**WHAT TO DO:** Format as a JSON list of strings, one string per line, leaving out blank lines, the data starting with the line that contains "bar-value-label: 42,9 xyxy=(664,278,694,296)" and going on through the line that contains "bar xyxy=(590,304,634,454)", both included.

**SUPPLIED RECORDS:**
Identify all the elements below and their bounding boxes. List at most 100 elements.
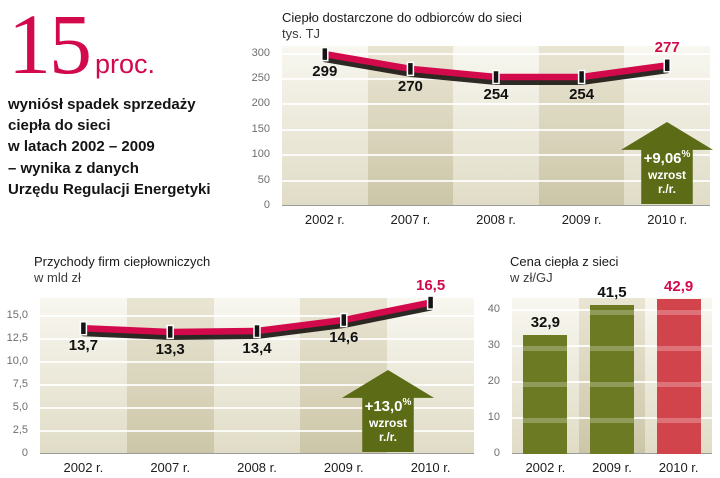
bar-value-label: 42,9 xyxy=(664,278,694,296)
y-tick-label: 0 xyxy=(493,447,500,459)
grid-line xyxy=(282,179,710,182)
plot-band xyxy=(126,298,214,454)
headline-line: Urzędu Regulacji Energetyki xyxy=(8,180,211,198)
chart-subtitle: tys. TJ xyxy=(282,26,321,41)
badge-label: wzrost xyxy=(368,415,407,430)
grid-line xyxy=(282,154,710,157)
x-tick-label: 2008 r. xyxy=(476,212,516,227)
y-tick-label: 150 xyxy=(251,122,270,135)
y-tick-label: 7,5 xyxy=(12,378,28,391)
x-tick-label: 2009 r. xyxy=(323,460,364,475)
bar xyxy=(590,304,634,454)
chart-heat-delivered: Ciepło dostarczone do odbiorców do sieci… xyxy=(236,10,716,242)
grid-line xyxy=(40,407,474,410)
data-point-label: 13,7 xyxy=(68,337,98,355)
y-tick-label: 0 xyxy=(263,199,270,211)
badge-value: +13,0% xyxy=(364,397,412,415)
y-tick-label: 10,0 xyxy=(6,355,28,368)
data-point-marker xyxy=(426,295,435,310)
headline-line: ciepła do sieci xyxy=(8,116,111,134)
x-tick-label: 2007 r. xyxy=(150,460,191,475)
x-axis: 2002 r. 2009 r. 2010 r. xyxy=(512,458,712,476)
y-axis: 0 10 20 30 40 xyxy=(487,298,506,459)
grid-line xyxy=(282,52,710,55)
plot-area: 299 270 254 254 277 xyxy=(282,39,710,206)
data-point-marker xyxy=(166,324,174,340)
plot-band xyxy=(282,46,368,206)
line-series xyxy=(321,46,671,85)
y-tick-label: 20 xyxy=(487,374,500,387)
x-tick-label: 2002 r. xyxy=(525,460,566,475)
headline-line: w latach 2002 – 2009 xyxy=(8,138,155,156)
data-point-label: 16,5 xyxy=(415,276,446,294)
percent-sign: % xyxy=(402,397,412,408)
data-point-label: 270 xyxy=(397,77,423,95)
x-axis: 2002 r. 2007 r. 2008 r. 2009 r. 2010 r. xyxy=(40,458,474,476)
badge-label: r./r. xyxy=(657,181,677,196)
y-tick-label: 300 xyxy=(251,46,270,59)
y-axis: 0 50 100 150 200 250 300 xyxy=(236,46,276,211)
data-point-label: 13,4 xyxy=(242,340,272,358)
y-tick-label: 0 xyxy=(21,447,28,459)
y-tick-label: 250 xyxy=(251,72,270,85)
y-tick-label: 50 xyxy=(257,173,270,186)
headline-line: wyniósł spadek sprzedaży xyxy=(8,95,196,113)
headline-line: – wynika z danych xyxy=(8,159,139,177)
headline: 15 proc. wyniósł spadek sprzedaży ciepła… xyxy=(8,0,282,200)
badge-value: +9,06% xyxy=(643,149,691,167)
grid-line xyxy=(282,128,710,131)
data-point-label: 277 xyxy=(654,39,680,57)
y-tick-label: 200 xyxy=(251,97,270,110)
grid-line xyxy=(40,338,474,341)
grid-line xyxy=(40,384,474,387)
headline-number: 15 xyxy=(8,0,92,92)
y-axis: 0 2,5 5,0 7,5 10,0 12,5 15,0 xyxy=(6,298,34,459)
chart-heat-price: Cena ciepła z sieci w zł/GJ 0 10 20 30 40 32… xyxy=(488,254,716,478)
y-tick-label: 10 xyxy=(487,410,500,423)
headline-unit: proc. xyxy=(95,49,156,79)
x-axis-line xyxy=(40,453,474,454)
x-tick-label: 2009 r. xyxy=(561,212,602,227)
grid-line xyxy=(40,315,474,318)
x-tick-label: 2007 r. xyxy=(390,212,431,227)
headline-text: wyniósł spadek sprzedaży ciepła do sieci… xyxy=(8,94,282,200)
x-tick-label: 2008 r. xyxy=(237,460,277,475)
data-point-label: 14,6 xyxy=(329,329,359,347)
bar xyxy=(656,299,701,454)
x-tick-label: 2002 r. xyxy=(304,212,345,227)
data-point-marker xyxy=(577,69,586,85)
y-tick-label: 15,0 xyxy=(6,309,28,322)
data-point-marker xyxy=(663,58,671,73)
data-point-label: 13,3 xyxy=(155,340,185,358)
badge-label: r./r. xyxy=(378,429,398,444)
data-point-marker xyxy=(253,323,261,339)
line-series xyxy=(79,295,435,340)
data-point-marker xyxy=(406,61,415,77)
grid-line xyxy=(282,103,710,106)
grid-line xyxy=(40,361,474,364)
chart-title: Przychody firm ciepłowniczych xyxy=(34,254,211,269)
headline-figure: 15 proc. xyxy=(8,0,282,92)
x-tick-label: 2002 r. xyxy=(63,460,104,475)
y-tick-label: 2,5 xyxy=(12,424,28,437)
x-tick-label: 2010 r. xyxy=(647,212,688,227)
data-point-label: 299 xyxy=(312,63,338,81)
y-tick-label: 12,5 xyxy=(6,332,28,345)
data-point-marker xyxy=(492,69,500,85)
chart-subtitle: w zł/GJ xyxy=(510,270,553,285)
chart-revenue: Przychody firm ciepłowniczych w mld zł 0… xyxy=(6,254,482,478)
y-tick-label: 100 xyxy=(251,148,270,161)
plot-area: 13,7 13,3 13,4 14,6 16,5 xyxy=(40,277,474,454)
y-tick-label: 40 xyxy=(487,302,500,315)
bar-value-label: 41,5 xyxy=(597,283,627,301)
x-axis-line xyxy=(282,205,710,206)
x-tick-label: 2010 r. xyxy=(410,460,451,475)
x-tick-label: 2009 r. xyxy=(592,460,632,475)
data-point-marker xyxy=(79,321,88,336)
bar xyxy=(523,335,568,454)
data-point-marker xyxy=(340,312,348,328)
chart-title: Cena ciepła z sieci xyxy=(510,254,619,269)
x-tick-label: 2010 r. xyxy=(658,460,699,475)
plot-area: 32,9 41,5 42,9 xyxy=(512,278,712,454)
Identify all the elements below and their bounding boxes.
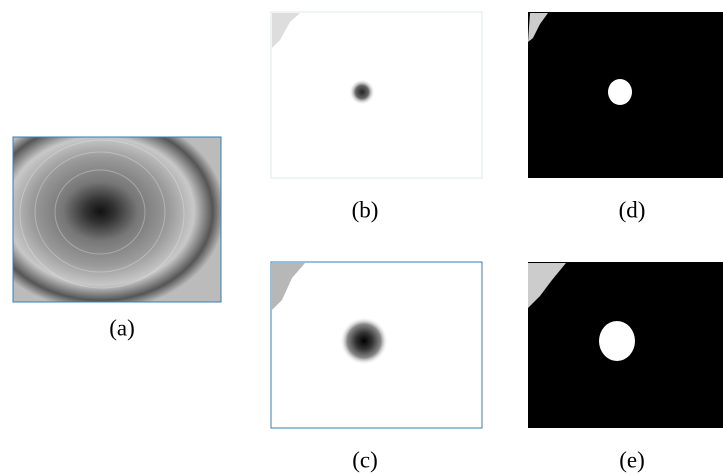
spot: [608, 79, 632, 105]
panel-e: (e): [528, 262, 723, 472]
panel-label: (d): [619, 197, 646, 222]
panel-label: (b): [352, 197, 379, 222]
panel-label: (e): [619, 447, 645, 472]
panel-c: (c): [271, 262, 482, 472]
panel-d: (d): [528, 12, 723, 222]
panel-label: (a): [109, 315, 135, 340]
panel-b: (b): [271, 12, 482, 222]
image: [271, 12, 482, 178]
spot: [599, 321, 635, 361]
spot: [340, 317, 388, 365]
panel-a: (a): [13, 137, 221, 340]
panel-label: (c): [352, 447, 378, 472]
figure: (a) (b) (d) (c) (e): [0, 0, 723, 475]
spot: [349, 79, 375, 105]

**RESULT OF THE TASK:**
[
  "bar-value-label: 42,9 xyxy=(664,278,694,296)",
  "y-tick-label: 0 xyxy=(493,447,500,459)",
  "grid-line xyxy=(282,179,710,182)",
  "plot-band xyxy=(126,298,214,454)",
  "headline-line: Urzędu Regulacji Energetyki xyxy=(8,180,211,198)",
  "chart-subtitle: tys. TJ xyxy=(282,26,321,41)",
  "badge-label: wzrost xyxy=(368,415,407,430)",
  "grid-line xyxy=(282,154,710,157)",
  "x-tick-label: 2008 r. xyxy=(476,212,516,227)",
  "y-tick-label: 150 xyxy=(251,122,270,135)",
  "y-tick-label: 7,5 xyxy=(12,378,28,391)",
  "x-tick-label: 2009 r. xyxy=(323,460,364,475)",
  "bar xyxy=(590,304,634,454)"
]